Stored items
+--
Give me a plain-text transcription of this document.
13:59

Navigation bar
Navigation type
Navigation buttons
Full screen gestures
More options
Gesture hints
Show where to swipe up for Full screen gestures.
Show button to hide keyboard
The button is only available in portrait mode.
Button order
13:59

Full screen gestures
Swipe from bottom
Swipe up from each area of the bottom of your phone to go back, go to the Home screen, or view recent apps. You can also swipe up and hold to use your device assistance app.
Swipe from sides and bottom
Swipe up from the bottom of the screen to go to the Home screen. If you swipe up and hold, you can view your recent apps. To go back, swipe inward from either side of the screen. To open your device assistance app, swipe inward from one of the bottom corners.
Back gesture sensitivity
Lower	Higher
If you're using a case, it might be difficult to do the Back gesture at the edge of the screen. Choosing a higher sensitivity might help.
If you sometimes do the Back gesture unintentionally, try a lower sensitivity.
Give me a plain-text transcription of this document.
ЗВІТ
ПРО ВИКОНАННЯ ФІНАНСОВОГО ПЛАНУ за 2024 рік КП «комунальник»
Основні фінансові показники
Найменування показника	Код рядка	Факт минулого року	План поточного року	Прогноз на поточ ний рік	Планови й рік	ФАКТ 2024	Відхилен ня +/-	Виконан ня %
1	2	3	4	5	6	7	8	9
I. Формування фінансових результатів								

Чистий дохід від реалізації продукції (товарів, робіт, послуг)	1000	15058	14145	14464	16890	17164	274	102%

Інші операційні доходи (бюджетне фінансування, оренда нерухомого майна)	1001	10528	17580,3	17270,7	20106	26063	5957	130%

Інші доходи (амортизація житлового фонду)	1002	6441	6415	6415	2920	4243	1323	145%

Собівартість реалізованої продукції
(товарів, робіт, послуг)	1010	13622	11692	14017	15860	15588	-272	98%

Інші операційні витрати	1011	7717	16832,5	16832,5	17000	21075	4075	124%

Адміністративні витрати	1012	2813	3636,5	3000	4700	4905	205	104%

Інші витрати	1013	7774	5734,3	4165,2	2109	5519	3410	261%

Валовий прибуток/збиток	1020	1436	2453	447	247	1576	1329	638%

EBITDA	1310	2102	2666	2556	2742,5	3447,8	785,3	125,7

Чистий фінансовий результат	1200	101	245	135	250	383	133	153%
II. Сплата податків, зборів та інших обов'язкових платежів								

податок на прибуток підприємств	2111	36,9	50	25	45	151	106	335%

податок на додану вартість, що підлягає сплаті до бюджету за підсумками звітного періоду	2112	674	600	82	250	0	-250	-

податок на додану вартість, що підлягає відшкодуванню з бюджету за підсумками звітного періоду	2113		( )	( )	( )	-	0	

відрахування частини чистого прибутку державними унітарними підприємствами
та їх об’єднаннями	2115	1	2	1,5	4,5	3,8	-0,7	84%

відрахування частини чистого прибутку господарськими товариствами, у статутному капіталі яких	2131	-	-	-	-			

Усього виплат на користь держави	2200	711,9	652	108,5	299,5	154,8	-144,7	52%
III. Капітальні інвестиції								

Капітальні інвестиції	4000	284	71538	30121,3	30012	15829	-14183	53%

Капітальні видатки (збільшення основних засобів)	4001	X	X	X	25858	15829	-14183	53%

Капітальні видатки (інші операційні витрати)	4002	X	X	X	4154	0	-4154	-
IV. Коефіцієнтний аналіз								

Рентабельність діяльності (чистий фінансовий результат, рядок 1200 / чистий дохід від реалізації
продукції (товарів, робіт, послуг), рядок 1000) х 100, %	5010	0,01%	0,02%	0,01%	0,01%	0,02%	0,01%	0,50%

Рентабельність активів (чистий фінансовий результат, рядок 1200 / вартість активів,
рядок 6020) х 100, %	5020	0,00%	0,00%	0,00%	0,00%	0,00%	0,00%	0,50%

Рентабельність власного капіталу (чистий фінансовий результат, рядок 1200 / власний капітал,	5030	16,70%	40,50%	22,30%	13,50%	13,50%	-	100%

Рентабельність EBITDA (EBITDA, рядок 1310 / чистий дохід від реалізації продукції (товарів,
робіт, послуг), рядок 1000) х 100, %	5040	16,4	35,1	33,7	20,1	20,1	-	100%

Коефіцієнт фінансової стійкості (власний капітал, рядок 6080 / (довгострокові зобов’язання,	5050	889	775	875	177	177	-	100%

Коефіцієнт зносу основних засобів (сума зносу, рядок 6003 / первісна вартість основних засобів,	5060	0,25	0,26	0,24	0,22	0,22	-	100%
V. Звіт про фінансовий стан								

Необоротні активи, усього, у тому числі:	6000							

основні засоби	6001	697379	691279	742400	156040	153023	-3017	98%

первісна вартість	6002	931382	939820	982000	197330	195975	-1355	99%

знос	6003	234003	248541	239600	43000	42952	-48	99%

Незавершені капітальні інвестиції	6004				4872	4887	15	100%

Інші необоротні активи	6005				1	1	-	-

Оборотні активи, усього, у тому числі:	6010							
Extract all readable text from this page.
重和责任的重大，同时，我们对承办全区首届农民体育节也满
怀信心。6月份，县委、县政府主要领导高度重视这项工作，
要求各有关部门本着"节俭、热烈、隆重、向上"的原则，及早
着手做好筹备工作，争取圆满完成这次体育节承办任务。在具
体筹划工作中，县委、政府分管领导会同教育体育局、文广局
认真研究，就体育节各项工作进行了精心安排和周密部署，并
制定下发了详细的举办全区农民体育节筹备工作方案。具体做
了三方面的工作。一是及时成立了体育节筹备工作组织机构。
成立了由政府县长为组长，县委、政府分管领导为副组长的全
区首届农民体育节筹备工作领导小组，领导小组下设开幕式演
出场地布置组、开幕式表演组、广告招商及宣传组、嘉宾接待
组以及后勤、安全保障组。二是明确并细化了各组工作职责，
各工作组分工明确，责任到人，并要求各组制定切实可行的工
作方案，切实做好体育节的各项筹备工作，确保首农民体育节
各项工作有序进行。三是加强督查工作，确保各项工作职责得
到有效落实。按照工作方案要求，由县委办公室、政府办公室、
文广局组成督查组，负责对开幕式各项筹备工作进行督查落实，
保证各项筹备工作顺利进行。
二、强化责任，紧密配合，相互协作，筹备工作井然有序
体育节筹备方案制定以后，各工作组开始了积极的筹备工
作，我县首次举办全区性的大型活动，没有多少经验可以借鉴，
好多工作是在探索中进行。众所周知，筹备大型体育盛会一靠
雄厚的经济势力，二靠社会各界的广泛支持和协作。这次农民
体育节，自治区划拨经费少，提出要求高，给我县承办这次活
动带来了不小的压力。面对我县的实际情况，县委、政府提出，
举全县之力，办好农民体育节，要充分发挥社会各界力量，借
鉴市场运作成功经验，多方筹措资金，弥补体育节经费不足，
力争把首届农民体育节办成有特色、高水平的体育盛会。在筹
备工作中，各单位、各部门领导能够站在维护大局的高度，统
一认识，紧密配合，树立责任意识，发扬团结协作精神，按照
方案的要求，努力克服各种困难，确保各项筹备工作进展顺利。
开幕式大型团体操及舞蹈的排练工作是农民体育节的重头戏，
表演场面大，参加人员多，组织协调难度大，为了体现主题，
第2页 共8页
+--
* [Instructions for the task]:
Return the entries in full, keeping every line exactly as it is.

* [Finished exercise]:
Give me a plain-text transcription of this document.
13:59

Navigation bar
Navigation type
Navigation buttons
Full screen gestures
More options
Gesture hints
Show where to swipe up for Full screen gestures.
Show button to hide keyboard
The button is only available in portrait mode.
Button order
13:59

Full screen gestures
Swipe from bottom
Swipe up from each area of the bottom of your phone to go back, go to the Home screen, or view recent apps. You can also swipe up and hold to use your device assistance app.
Swipe from sides and bottom
Swipe up from the bottom of the screen to go to the Home screen. If you swipe up and hold, you can view your recent apps. To go back, swipe inward from either side of the screen. To open your device assistance app, swipe inward from one of the bottom corners.
Back gesture sensitivity
Lower	Higher
If you're using a case, it might be difficult to do the Back gesture at the edge of the screen. Choosing a higher sensitivity might help.
If you sometimes do the Back gesture unintentionally, try a lower sensitivity.
Give me a plain-text transcription of this document.
ЗВІТ
ПРО ВИКОНАННЯ ФІНАНСОВОГО ПЛАНУ за 2024 рік КП «комунальник»
Основні фінансові показники
Найменування показника	Код рядка	Факт минулого року	План поточного року	Прогноз на поточ ний рік	Планови й рік	ФАКТ 2024	Відхилен ня +/-	Виконан ня %
1	2	3	4	5	6	7	8	9
I. Формування фінансових результатів								

Чистий дохід від реалізації продукції (товарів, робіт, послуг)	1000	15058	14145	14464	16890	17164	274	102%

Інші операційні доходи (бюджетне фінансування, оренда нерухомого майна)	1001	10528	17580,3	17270,7	20106	26063	5957	130%

Інші доходи (амортизація житлового фонду)	1002	6441	6415	6415	2920	4243	1323	145%

Собівартість реалізованої продукції
(товарів, робіт, послуг)	1010	13622	11692	14017	15860	15588	-272	98%

Інші операційні витрати	1011	7717	16832,5	16832,5	17000	21075	4075	124%

Адміністративні витрати	1012	2813	3636,5	3000	4700	4905	205	104%

Інші витрати	1013	7774	5734,3	4165,2	2109	5519	3410	261%

Валовий прибуток/збиток	1020	1436	2453	447	247	1576	1329	638%

EBITDA	1310	2102	2666	2556	2742,5	3447,8	785,3	125,7

Чистий фінансовий результат	1200	101	245	135	250	383	133	153%
II. Сплата податків, зборів та інших обов'язкових платежів								

податок на прибуток підприємств	2111	36,9	50	25	45	151	106	335%

податок на додану вартість, що підлягає сплаті до бюджету за підсумками звітного періоду	2112	674	600	82	250	0	-250	-

податок на додану вартість, що підлягає відшкодуванню з бюджету за підсумками звітного періоду	2113		( )	( )	( )	-	0	

відрахування частини чистого прибутку державними унітарними підприємствами
та їх об’єднаннями	2115	1	2	1,5	4,5	3,8	-0,7	84%

відрахування частини чистого прибутку господарськими товариствами, у статутному капіталі яких	2131	-	-	-	-			

Усього виплат на користь держави	2200	711,9	652	108,5	299,5	154,8	-144,7	52%
III. Капітальні інвестиції								

Капітальні інвестиції	4000	284	71538	30121,3	30012	15829	-14183	53%

Капітальні видатки (збільшення основних засобів)	4001	X	X	X	25858	15829	-14183	53%

Капітальні видатки (інші операційні витрати)	4002	X	X	X	4154	0	-4154	-
IV. Коефіцієнтний аналіз								

Рентабельність діяльності (чистий фінансовий результат, рядок 1200 / чистий дохід від реалізації
продукції (товарів, робіт, послуг), рядок 1000) х 100, %	5010	0,01%	0,02%	0,01%	0,01%	0,02%	0,01%	0,50%

Рентабельність активів (чистий фінансовий результат, рядок 1200 / вартість активів,
рядок 6020) х 100, %	5020	0,00%	0,00%	0,00%	0,00%	0,00%	0,00%	0,50%

Рентабельність власного капіталу (чистий фінансовий результат, рядок 1200 / власний капітал,	5030	16,70%	40,50%	22,30%	13,50%	13,50%	-	100%

Рентабельність EBITDA (EBITDA, рядок 1310 / чистий дохід від реалізації продукції (товарів,
робіт, послуг), рядок 1000) х 100, %	5040	16,4	35,1	33,7	20,1	20,1	-	100%

Коефіцієнт фінансової стійкості (власний капітал, рядок 6080 / (довгострокові зобов’язання,	5050	889	775	875	177	177	-	100%

Коефіцієнт зносу основних засобів (сума зносу, рядок 6003 / первісна вартість основних засобів,	5060	0,25	0,26	0,24	0,22	0,22	-	100%
V. Звіт про фінансовий стан								

Необоротні активи, усього, у тому числі:	6000							

основні засоби	6001	697379	691279	742400	156040	153023	-3017	98%

первісна вартість	6002	931382	939820	982000	197330	195975	-1355	99%

знос	6003	234003	248541	239600	43000	42952	-48	99%

Незавершені капітальні інвестиції	6004				4872	4887	15	100%

Інші необоротні активи	6005				1	1	-	-

Оборотні активи, усього, у тому числі:	6010							
Extract all readable text from this page.
重和责任的重大，同时，我们对承办全区首届农民体育节也满
怀信心。6月份，县委、县政府主要领导高度重视这项工作，
要求各有关部门本着"节俭、热烈、隆重、向上"的原则，及早
着手做好筹备工作，争取圆满完成这次体育节承办任务。在具
体筹划工作中，县委、政府分管领导会同教育体育局、文广局
认真研究，就体育节各项工作进行了精心安排和周密部署，并
制定下发了详细的举办全区农民体育节筹备工作方案。具体做
了三方面的工作。一是及时成立了体育节筹备工作组织机构。
成立了由政府县长为组长，县委、政府分管领导为副组长的全
区首届农民体育节筹备工作领导小组，领导小组下设开幕式演
出场地布置组、开幕式表演组、广告招商及宣传组、嘉宾接待
组以及后勤、安全保障组。二是明确并细化了各组工作职责，
各工作组分工明确，责任到人，并要求各组制定切实可行的工
作方案，切实做好体育节的各项筹备工作，确保首农民体育节
各项工作有序进行。三是加强督查工作，确保各项工作职责得
到有效落实。按照工作方案要求，由县委办公室、政府办公室、
文广局组成督查组，负责对开幕式各项筹备工作进行督查落实，
保证各项筹备工作顺利进行。
二、强化责任，紧密配合，相互协作，筹备工作井然有序
体育节筹备方案制定以后，各工作组开始了积极的筹备工
作，我县首次举办全区性的大型活动，没有多少经验可以借鉴，
好多工作是在探索中进行。众所周知，筹备大型体育盛会一靠
雄厚的经济势力，二靠社会各界的广泛支持和协作。这次农民
体育节，自治区划拨经费少，提出要求高，给我县承办这次活
动带来了不小的压力。面对我县的实际情况，县委、政府提出，
举全县之力，办好农民体育节，要充分发挥社会各界力量，借
鉴市场运作成功经验，多方筹措资金，弥补体育节经费不足，
力争把首届农民体育节办成有特色、高水平的体育盛会。在筹
备工作中，各单位、各部门领导能够站在维护大局的高度，统
一认识，紧密配合，树立责任意识，发扬团结协作精神，按照
方案的要求，努力克服各种困难，确保各项筹备工作进展顺利。
开幕式大型团体操及舞蹈的排练工作是农民体育节的重头戏，
表演场面大，参加人员多，组织协调难度大，为了体现主题，
第2页 共8页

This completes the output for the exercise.